Given instruction: Put everything from the first line of the entries down to the line containing "y-tick-label: 0.040 [48, 797, 128, 833]", including that line, into a numbered list. Leave out any blank lines.

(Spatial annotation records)
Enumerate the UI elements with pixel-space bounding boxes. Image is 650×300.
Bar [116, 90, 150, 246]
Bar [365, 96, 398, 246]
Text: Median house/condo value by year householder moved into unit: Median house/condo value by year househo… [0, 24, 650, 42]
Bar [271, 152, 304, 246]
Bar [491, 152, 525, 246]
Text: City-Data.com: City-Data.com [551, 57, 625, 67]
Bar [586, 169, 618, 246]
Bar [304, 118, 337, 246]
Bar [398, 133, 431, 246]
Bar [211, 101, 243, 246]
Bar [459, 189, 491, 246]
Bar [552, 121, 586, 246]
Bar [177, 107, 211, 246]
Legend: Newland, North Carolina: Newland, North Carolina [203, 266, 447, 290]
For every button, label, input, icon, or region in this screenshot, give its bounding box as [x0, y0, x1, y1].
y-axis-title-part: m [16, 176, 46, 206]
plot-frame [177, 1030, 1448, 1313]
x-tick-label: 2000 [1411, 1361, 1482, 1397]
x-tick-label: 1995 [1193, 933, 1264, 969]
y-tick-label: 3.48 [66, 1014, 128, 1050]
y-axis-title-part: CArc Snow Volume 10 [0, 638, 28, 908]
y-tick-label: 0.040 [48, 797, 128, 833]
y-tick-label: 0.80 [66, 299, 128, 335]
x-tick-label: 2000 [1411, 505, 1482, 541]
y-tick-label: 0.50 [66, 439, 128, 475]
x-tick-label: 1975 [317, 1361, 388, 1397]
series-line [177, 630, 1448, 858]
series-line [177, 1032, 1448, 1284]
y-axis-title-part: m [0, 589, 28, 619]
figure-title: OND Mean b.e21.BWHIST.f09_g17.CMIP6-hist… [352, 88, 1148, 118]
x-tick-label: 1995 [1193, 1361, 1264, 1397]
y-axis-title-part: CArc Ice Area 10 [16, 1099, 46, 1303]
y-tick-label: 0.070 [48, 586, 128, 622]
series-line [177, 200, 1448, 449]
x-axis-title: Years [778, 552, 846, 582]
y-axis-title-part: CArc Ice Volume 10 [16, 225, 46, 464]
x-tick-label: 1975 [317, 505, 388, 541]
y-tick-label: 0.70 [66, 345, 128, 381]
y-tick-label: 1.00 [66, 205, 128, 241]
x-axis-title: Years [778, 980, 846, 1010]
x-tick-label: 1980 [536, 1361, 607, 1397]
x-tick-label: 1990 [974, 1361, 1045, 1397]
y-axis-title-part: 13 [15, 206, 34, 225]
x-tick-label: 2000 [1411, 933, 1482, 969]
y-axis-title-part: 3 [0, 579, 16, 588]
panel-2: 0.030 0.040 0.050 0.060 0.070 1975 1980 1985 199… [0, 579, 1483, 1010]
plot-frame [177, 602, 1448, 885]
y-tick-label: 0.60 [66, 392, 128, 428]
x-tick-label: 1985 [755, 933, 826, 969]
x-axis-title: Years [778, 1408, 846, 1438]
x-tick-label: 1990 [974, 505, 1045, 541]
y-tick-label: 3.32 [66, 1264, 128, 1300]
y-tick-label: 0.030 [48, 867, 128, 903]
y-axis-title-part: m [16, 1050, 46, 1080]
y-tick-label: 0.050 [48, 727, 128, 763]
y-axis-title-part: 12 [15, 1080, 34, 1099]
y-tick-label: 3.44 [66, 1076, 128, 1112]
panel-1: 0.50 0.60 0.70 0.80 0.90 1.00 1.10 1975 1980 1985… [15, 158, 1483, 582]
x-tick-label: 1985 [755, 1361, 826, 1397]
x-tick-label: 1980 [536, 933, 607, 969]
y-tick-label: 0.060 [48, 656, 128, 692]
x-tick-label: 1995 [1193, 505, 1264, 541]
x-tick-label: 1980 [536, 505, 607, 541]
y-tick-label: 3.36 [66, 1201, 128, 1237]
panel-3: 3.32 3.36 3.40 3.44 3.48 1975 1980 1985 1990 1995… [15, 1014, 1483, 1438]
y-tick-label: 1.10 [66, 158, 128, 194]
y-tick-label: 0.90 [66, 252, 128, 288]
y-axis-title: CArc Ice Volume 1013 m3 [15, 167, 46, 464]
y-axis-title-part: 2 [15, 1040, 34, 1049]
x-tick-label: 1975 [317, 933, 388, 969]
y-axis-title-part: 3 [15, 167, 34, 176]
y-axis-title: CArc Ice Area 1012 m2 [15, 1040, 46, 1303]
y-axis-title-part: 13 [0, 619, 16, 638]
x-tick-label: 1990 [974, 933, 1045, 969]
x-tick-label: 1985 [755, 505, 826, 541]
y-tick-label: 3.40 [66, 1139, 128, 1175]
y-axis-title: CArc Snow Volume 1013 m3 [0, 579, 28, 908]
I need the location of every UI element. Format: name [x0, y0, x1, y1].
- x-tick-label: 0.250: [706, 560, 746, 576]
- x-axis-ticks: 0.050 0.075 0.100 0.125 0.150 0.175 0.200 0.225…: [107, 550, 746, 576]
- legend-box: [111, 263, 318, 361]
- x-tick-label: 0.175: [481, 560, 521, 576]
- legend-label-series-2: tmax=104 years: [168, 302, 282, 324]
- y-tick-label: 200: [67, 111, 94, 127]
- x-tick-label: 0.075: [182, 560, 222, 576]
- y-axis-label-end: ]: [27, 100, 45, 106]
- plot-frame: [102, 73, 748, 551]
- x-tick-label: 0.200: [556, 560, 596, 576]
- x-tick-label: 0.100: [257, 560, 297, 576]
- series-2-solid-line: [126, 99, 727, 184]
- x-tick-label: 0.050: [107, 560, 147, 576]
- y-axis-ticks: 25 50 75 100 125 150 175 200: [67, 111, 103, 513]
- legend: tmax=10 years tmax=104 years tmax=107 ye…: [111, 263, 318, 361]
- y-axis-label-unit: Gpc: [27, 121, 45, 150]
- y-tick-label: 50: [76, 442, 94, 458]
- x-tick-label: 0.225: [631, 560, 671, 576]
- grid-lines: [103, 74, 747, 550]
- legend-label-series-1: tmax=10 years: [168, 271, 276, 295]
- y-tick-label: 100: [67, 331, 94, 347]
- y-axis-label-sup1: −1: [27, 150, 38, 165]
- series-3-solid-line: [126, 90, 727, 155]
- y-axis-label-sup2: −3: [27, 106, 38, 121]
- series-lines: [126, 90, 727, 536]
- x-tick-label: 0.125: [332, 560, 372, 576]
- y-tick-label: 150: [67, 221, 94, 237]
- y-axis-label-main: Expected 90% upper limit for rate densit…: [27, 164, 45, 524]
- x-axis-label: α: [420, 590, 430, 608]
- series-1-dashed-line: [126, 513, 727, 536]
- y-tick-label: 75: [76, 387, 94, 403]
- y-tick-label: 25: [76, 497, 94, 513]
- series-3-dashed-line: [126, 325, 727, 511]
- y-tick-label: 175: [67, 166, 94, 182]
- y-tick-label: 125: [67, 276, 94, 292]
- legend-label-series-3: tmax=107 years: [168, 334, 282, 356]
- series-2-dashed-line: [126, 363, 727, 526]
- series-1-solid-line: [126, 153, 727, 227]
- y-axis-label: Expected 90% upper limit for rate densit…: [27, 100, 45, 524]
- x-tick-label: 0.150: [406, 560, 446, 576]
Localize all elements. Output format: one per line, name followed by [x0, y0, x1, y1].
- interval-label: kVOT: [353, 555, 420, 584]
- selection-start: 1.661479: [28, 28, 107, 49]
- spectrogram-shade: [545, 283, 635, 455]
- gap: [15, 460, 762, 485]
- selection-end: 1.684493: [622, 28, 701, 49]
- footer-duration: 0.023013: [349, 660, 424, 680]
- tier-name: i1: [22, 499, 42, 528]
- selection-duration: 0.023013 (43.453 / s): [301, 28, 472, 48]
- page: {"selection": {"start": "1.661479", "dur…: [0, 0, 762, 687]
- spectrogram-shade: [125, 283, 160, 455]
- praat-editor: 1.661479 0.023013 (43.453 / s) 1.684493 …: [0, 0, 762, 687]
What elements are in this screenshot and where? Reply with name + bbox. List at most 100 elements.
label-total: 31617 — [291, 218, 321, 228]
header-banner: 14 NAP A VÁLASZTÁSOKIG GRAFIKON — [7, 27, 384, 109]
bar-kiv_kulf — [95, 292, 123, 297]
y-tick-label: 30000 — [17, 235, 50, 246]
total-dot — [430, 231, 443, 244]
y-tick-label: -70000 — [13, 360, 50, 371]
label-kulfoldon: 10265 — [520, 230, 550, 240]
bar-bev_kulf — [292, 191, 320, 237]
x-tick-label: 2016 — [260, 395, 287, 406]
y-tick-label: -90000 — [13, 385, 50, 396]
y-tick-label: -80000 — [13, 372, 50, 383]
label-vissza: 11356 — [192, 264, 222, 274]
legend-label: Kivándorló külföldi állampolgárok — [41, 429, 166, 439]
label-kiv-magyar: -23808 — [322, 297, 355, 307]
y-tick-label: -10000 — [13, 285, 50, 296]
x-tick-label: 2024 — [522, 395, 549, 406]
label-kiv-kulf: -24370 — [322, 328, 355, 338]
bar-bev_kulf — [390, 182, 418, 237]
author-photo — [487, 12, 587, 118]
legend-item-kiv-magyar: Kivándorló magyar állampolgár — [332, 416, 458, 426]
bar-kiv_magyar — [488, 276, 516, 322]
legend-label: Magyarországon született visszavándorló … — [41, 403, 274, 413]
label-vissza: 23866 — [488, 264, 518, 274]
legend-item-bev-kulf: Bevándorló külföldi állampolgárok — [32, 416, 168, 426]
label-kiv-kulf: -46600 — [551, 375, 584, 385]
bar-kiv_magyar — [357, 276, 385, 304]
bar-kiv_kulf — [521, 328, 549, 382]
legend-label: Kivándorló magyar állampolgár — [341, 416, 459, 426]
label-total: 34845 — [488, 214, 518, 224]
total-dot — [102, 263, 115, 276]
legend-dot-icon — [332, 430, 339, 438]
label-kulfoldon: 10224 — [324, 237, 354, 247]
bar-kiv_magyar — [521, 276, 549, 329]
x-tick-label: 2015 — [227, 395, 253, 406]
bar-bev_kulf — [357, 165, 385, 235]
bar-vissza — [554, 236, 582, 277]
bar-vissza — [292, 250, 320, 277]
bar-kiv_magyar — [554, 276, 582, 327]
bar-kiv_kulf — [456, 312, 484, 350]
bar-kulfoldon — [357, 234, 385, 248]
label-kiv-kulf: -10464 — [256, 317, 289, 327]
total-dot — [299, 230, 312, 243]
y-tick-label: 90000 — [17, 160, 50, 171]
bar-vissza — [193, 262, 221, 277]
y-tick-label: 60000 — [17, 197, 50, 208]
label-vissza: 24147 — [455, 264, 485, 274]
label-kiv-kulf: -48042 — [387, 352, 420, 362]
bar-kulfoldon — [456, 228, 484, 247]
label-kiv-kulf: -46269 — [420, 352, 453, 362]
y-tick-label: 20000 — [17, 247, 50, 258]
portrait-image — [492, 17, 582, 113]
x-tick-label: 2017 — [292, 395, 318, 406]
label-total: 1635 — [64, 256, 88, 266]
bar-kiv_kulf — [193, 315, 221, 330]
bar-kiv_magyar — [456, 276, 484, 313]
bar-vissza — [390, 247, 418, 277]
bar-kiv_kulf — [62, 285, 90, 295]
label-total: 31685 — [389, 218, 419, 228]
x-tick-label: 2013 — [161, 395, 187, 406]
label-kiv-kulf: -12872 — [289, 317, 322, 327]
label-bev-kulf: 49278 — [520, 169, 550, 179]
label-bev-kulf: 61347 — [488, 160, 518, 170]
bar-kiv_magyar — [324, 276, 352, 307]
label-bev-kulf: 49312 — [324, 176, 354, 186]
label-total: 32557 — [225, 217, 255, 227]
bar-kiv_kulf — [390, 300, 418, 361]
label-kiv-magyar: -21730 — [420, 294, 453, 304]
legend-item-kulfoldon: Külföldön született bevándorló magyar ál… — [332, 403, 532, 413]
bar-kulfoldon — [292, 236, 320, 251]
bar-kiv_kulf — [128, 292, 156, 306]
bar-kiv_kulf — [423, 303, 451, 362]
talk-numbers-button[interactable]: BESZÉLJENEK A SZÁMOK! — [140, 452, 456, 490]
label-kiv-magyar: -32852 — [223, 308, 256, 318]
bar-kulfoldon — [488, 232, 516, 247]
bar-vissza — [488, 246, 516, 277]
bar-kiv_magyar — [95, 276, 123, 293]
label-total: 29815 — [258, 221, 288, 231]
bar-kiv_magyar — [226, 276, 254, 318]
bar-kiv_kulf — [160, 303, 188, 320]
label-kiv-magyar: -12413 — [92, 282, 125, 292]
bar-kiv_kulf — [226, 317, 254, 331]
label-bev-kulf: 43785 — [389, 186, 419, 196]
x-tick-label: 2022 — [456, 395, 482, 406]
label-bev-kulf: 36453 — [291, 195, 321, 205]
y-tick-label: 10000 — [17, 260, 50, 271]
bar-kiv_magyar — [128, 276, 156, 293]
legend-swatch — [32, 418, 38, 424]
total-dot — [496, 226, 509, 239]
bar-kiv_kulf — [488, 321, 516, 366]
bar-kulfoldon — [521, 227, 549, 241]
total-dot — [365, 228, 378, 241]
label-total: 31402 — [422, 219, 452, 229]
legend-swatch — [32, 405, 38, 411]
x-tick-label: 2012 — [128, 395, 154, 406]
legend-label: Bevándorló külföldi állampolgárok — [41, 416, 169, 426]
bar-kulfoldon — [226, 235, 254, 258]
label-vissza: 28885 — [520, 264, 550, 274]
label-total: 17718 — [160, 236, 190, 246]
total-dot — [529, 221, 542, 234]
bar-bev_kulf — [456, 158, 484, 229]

The reply:
1. Enumerate the UI elements with pixel-space bounding boxes. Image is 650×300.
2. Bar [116, 90, 150, 246]
3. Bar [365, 96, 398, 246]
4. Text: Median house/condo value by year householder moved into unit: Median house/condo value by year househo… [0, 24, 650, 42]
5. Bar [271, 152, 304, 246]
6. Bar [491, 152, 525, 246]
7. Text: City-Data.com: City-Data.com [551, 57, 625, 67]
8. Bar [586, 169, 618, 246]
9. Bar [304, 118, 337, 246]
10. Bar [398, 133, 431, 246]
11. Bar [211, 101, 243, 246]
12. Bar [459, 189, 491, 246]
13. Bar [552, 121, 586, 246]
14. Bar [177, 107, 211, 246]
15. Legend: Newland, North Carolina: Newland, North Carolina [203, 266, 447, 290]
16. For every button, label, input, icon, or region in this screenshot, give its bounding box as [x0, y0, x1, y1].
17. y-axis-title-part: m [16, 176, 46, 206]
18. plot-frame [177, 1030, 1448, 1313]
19. x-tick-label: 2000 [1411, 1361, 1482, 1397]
20. x-tick-label: 1995 [1193, 933, 1264, 969]
21. y-tick-label: 3.48 [66, 1014, 128, 1050]
22. y-axis-title-part: CArc Snow Volume 10 [0, 638, 28, 908]
23. y-tick-label: 0.040 [48, 797, 128, 833]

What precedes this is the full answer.